[Provided text]:
*** Block opens ***


    I also hope that Omar is taken at face value - naive and subsequently apologetic. Accept her apology and move on.

    I'm really tired of the intolerance on the left. Michale used to go way overboard in his pearl-clutching about this subject, but there is truth to this.

    We've got important things to do. If only perfect people can participate, we'll be weakened.

    Oh, and it is time for Al Franken to come back.

  6. [6] 
    James T Canuck wrote:

    Shameless.

    Note* I made a resolution at New Years to be less inveighed with the idiocy of US politics...A tough row to hoe, it's cloying.

    What's truly shameless is the nausea-inducing double standard leveled across the board politically between men and women. Fresh-man/woman, Ilhan Omar tweets erroneously about some 'ZOG' nonsense and is excoriated, Trump attaches a Star of David to an anti-Clinton post, and it's page 6 in a matter hours. A complete knuckle-dragger, such as Trump, can witter-via-twitter endlessly, yet all the Warren, Klobuchar and Harris narratives all seem to swirl around likability? Egads.

    Trump is as likable as low-grit arse wipe, thicker than two short planks and replaces two fingers down the throat as a means to stop the world from spinning, not a peep about whether people 'like him'...The women, thus far fielded against Trump, all well heeled, educated individuals, are subjected to the misogynous sliding scale of 'likability' as if they don't so much as make a stump speech, but a bid for Miss Congeniality at a sleazy Trumpian beauty pageant.

    Speaking as someone who endured years of Maggie Thatcher's particular brand of 'likability', you can be assured, better a politically savvy woman over a dullard-man, all day. I get sexism in politics. Maggie had her 'misandry-moments', but they almost always seemed to be channeled through her (long suffering) husband, Dennis, to keep her own back-benchers to heel. However, there has to come a time, an Eva Peron moment almost, when a society drops its gender hang-ups and hears the message over the messenger.

    PS. Felicitations to all in this year of our Bob, 2019.

*** Block closes ***

[Problem]:
Extend the comment thread on US politics above, starting after its final line.

Stored data entries
*** Block opens ***

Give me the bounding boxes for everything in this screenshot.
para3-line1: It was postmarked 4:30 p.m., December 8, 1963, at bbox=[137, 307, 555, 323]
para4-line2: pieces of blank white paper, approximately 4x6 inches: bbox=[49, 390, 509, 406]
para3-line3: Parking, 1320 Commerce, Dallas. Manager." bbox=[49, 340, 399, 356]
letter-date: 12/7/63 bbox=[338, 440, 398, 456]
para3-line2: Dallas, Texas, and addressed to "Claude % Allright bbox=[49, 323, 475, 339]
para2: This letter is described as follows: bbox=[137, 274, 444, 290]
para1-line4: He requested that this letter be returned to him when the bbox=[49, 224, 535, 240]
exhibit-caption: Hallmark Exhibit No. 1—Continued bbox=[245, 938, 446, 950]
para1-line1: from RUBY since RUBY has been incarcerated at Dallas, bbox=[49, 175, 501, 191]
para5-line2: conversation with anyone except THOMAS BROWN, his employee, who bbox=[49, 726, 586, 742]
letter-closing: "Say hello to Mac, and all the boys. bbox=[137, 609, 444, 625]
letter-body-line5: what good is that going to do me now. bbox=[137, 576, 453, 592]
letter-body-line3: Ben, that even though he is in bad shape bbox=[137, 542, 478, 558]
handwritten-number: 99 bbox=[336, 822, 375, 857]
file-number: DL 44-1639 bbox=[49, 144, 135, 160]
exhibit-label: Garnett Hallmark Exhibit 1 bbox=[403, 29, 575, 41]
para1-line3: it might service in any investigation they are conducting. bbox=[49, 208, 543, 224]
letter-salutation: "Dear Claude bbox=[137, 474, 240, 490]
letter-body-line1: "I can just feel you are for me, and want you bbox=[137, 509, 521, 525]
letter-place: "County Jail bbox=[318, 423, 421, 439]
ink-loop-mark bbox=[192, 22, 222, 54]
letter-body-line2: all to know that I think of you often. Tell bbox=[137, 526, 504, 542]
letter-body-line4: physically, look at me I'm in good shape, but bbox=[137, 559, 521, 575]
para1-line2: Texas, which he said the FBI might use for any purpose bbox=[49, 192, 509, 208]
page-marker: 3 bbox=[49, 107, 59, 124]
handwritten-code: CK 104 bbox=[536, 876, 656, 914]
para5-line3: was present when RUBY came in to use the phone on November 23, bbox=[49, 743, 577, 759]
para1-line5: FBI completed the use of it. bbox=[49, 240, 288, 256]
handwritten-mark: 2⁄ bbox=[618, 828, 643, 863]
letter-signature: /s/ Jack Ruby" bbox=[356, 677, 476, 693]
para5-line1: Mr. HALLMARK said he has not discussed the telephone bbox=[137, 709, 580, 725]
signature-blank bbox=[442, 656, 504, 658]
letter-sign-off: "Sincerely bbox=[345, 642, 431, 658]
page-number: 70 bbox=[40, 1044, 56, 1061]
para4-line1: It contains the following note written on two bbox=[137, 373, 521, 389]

*** Block closes ***

[Output for this exercise]:
    LL&P

  7. [7] 
    C. R. Stucki wrote:

    Don makes a good point there. Watching the early-morning network news/talk shows is damn near equivalent to a "Groundhog Day" experience, or a "Deja vu all over again" type experience.

  8. [8] 
    Elizabeth Miller wrote:

    Paula,

    Dems have to find ways to deal with GOP slurs/slanders.

    You know, Paula, I'm beginning to think that is not the biggest part of the problem. The bigger problem may be the political intelligence of the vast majority of Americans who may not think about politics much of their waking day.

    The question remains, though - how do Democrats talk to these people and counter the Republican line and/or the Trump appeal. Probably worth a column or two or three ...

  9. [9] 
    Chris Weigant wrote:

    Paula [1] -

    Thanks for the link, I missed this story!

    [2] -

    That's an interesting idea. I think Chris Christie used this playbook on Bridgegate. He held a presser with no end -- he swore he'd stay there and answer every single question every single reporter asked, and then he did so. Astonishingly, exactly what you predict did happen -- the media got bored with the story, and Christie could just point to that presser and move on.

    It's certainly an idea worth thinking about.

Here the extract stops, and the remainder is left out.